» **Required task 1**
According to the passage on the modified Lennard-Jones potential, how does the potential make particles behave at close, moderate, and far distances?
» **Required task 2**
Pick up the passage about the particle closeness function after its last sentence and continue it.

The reason you should add a closeness function is because it causes more complex behaviour. For example, as suggested earlier, I could replace the closeness function by the actual closeness. But this would only result in a simple linear relationship (it would just be a line). On the other hand, if I used a curved function with dips and bumps I would have local extremes where particles could stay in. The function I used is called the Lennnard-Jones potential, but I modified it with a sine function.

\[ c = 1.5 \] \[ b = 1 \] \[ a = b * c^6 \] \[ f(x) = \left(\frac{a}{x^{12}}\right)-\left(\frac{b}{x^{6}}\right)\ +\ .25\sin x \] Though I don’t know much about the actual physics of the Lennard-Jones potential, I initially used it because of its popularity in the real-world sciences for modeling particle behaviour. It makes particles repulse up close, attract at a moderate distance, and not affect each other from far away. I then added the sine function to it to make more local extremes and to make the attraction not dip off too much at the end. The periodicity of the sine function combined with the base of the Lennard-Jones potential makes artificial particles behave like real world particles while also acting a bit different, for my preference. You could obviously switch this function up if you want to, I actually recommend that.

(Coordinate annotation records)
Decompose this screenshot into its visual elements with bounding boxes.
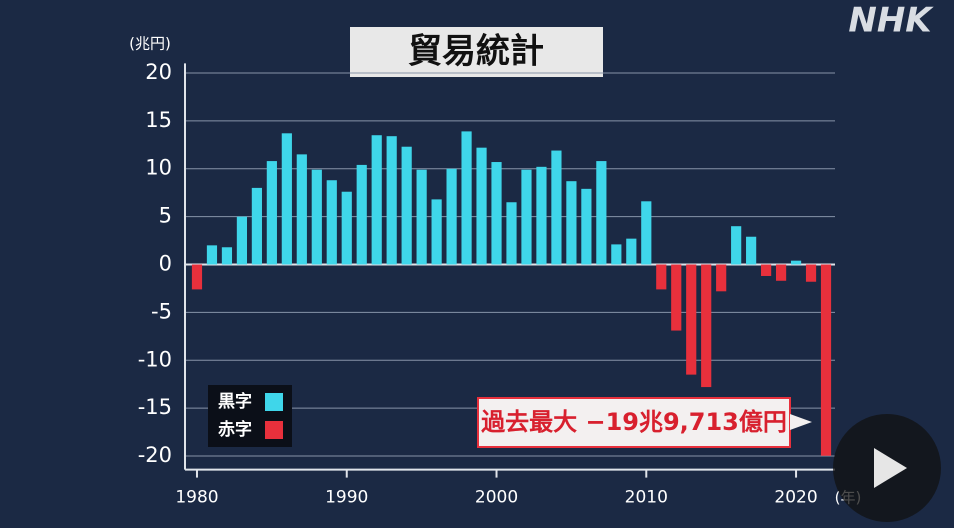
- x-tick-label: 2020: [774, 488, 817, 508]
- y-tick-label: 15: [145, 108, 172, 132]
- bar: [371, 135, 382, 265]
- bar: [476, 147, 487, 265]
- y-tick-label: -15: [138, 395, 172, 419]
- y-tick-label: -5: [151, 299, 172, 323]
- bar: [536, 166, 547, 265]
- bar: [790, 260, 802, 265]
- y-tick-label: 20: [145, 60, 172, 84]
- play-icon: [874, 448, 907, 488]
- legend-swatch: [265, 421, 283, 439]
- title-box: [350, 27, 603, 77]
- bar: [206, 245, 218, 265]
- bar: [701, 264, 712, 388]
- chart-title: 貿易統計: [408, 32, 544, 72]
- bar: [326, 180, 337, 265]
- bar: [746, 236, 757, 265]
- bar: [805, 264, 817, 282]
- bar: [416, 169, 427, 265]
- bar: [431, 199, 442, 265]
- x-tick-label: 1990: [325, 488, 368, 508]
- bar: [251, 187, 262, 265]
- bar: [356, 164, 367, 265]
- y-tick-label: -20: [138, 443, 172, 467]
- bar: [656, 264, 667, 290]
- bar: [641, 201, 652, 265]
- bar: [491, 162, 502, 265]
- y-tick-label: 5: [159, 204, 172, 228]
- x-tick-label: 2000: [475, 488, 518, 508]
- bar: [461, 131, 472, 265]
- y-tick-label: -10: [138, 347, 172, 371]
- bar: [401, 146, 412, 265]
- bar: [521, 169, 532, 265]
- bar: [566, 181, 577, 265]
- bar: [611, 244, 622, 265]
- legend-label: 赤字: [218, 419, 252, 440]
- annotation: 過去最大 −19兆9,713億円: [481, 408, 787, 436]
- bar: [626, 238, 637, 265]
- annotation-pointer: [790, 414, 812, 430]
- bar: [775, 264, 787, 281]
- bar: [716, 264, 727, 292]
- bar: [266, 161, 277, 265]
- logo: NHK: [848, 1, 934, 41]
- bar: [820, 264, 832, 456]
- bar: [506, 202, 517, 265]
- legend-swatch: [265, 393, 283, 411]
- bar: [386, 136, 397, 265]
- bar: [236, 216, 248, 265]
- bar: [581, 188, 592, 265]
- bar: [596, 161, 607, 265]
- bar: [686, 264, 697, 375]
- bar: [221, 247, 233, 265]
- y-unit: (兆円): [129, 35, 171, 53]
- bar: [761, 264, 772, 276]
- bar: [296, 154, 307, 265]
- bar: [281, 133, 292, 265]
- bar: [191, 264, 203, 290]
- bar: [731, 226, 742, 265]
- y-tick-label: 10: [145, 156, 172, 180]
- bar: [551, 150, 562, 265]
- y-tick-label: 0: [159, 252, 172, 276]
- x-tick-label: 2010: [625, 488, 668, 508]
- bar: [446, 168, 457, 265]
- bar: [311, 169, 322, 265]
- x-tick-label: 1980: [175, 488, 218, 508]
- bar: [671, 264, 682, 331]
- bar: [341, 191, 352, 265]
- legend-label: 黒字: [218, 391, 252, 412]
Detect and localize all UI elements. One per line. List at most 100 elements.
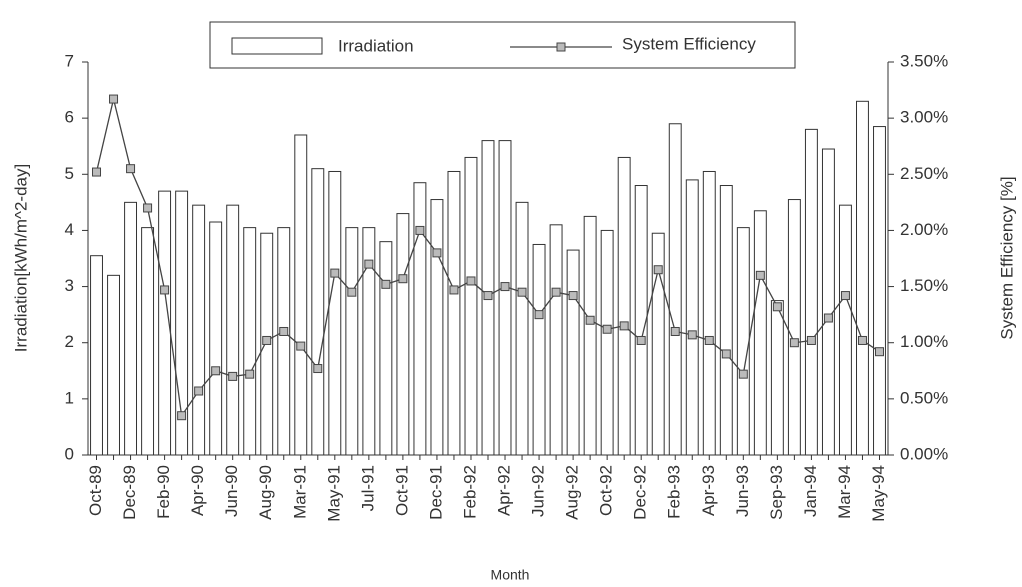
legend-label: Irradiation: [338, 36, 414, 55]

» **Written reply 1**
They repel up close, attract at a moderate distance, and don't affect each other from far away.

» **Written reply 2**
Additional Aspects

In the pursuit of a more perfect simulation, some changes from typical particle life simulations had to happen. I clamped (made it max out at) the magnitude of the velocity vectors of each particle, to prevent excessive velocity values. I also damped (lowered by a small factor) the velocity for the same purpose. A small random vector was added to the velocity each frame to prevent everything from just not moving. Most importantly, I added a file system to store attraction matrix data for simulation instances that I wanted to see again. The files are in a binary format. The format is as follows:

1. A byte that gives the amount of particle types
2. 3 bytes for each particle type that are RGB colour values of the particles 
respectively.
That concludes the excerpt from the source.